= Work to be completed =
Retype every entry exactly, character for character.

= Rows =
____
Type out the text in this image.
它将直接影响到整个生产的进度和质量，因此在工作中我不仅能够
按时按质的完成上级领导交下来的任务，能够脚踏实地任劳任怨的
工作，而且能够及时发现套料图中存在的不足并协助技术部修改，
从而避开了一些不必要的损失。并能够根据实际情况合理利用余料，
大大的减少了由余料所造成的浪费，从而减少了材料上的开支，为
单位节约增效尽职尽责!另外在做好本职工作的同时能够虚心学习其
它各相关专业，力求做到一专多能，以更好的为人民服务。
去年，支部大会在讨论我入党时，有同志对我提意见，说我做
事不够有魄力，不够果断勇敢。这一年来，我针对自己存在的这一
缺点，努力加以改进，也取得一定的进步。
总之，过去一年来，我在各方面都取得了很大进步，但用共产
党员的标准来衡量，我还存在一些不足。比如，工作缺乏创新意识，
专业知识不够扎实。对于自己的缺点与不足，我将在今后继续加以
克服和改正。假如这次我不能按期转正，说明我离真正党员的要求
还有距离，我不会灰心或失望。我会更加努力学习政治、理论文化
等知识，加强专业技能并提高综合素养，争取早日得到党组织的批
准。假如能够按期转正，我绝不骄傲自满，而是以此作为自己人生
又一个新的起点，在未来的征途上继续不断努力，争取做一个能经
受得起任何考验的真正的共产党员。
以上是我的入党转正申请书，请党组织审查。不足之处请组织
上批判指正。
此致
____
= Finished task =
Type out the text in this image.
它将直接影响到整个生产的进度和质量，因此在工作中我不仅能够
按时按质的完成上级领导交下来的任务，能够脚踏实地任劳任怨的
工作，而且能够及时发现套料图中存在的不足并协助技术部修改，
从而避开了一些不必要的损失。并能够根据实际情况合理利用余料，
大大的减少了由余料所造成的浪费，从而减少了材料上的开支，为
单位节约增效尽职尽责!另外在做好本职工作的同时能够虚心学习其
它各相关专业，力求做到一专多能，以更好的为人民服务。
去年，支部大会在讨论我入党时，有同志对我提意见，说我做
事不够有魄力，不够果断勇敢。这一年来，我针对自己存在的这一
缺点，努力加以改进，也取得一定的进步。
总之，过去一年来，我在各方面都取得了很大进步，但用共产
党员的标准来衡量，我还存在一些不足。比如，工作缺乏创新意识，
专业知识不够扎实。对于自己的缺点与不足，我将在今后继续加以
克服和改正。假如这次我不能按期转正，说明我离真正党员的要求
还有距离，我不会灰心或失望。我会更加努力学习政治、理论文化
等知识，加强专业技能并提高综合素养，争取早日得到党组织的批
准。假如能够按期转正，我绝不骄傲自满，而是以此作为自己人生
又一个新的起点，在未来的征途上继续不断努力，争取做一个能经
受得起任何考验的真正的共产党员。
以上是我的入党转正申请书，请党组织审查。不足之处请组织
上批判指正。
此致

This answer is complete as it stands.